Love watching Machida even when he doesn't finish. I guess I've learned to appreciate offense as well as defense. I especially appreciate it considering how good Mousasi is offensively.


----------



## ProdigyPenn (Sep 9, 2011)

Indeed not everyone can appreciate the style of Machida. But I thought it was good technical match right there. Especially the exchange in the ground during round 4 and the footwork throughout the match by both guys.


----------



## Shoegazer (Jun 23, 2007)

It was pretty competitive, but I had Lyoto 4-1. Gegard surprised me to some extent, I didn't think he'd fare as well as he did. That sleepy standup of his is pretty deceptive.


----------



## anderton46 (Apr 23, 2010)

Rauno said:


> Me neither. He's only exciting when he finishes a fight, other than that it's just beckpedalling and countering.


This statement makes zero sense. For example the Munoz fight, literally not a single strike landed till the 1 headkick that ended it. Are you saying the only thing that makes you like a fight is something that ko's someone?

All Machida's fights will look like this till people learn to cut the cage off effectively. The amount of time Mousasi could have just picked up his movement pace to cut off the circling Machida but he didn't.


----------



## SideWays222 (Sep 9, 2008)

I thought 1,3,5 went to Machida and 2 being close but i gave it to Mousasi and 4 i felt was pretty clearly Mousasi. 

I didnt like the announcing in that fight. Some of the headkicks thrown by Machida i could tell only hit the shoulder or Arm but they would say it landed clean. I also thought 1-2 of the knees to the body were blocked but they would say "Right in the ribs"!. They didnt show slow replays of the knees that i saw so i cant be sure but the 2 headkicks they did and it clearly showed Mousasi blocking them.




stadw0n said:


> 2-2??? lol. I had it 50-45.


Im happy for you LOL


----------



## RangerClydeTheBlue (Jul 11, 2012)

I was quite unimpressed by Gerard and Jarcare tonight. Sure, Mousasi made it a bit close, but you can't just stand and try to stylistically out point Machida. You need an edge to try, and Mousasi seemed to think his edge was outstriking a master at striking.


----------



## RangerClydeTheBlue (Jul 11, 2012)

SideWays222 said:


> I thought 1,3,5 went to Machida and 2 being close but i gave it to Mousasi and 4 i felt was pretty clearly Mousasi.
> 
> I didnt like the announcing in that fight. Some of the headkicks thrown by Machida i could tell only hit the shoulder or Arm but they would say it landed clean. I also thought 1-2 of the knees to the body were blocked but they would say "Right in the ribs"!. They didnt show slow replays of the knees that i saw so i cant be sure but the 2 headkicks they did and it clearly showed Mousasi blocking them.

* _TASK INSTRUCTIONS_
• A. In the forum thread on the Machida–Mousasi fight, which round did SideWays222 feel was pretty clearly Mousasi's?
• B. Carry the forum thread on the Machida–Mousasi fight forward from the point at which it stops.

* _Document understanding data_
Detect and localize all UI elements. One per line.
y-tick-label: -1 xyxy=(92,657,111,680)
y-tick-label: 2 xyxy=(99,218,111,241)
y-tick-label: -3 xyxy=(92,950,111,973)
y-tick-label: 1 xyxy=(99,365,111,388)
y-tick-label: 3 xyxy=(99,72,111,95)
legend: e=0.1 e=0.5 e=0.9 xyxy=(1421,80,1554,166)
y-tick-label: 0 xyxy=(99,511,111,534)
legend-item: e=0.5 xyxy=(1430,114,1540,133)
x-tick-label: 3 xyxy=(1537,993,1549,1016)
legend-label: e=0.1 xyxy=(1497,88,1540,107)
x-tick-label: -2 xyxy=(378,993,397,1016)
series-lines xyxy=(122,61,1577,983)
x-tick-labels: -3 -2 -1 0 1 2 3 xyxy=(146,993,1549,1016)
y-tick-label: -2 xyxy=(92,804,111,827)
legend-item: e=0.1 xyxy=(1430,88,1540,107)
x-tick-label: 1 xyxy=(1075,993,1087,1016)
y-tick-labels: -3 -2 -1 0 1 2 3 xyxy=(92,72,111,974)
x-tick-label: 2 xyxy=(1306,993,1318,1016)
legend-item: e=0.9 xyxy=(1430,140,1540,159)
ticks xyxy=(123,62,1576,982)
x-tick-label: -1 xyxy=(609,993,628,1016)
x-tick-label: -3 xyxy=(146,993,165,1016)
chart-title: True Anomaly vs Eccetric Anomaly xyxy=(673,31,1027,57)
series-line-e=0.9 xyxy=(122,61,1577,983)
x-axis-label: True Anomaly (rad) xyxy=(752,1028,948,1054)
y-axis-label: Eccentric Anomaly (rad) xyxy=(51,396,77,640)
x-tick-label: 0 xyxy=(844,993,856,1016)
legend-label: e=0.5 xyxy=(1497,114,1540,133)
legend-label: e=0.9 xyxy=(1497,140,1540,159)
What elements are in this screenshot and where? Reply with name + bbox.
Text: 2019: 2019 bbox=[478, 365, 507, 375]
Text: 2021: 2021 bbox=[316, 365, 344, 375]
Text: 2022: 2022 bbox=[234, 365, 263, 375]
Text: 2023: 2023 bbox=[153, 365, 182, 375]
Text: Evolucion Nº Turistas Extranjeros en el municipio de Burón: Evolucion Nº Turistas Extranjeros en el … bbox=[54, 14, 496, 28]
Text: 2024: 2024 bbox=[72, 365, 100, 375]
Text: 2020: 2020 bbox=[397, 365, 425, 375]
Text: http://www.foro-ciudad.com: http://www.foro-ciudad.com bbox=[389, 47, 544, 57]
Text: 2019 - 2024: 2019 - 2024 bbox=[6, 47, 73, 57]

* _EXERCISE ANSWERS_
• A. Round 4.

• B.
This entire post.


----------



## Sportsman 2.0 (Jul 10, 2012)

anderton46 said:


> This statement makes zero sense. For example the Munoz fight, literally not a single strike landed till the 1 headkick that ended it. Are you saying the only thing that makes you like a fight is something that ko's someone?
> 
> All Machida's fights will look like this till people learn to cut the cage off effectively. The amount of time Mousasi could have just picked up his movement pace to cut off the circling Machida but he didn't.


Normally when people cut the cage properly they are punched to the face and get a barrage of strikes following. Even now, Machida is a big puzzle to solve and Mousasi, a very technical striker finds nothing speaks volumes.


----------



## UFC_OWNS (Jul 7, 2010)

MMA-Sportsman said:


> That was an awesome technical fight. Mousasi is a very dangerous opponent and Machida fought very well.
> Machida is better than all the fighters coming from the land of those calling him ass clowns since...ever.


look up sam greco vs lyoto machida then, i bet you havent seen that have you.


----------



## SideWays222 (Sep 9, 2008)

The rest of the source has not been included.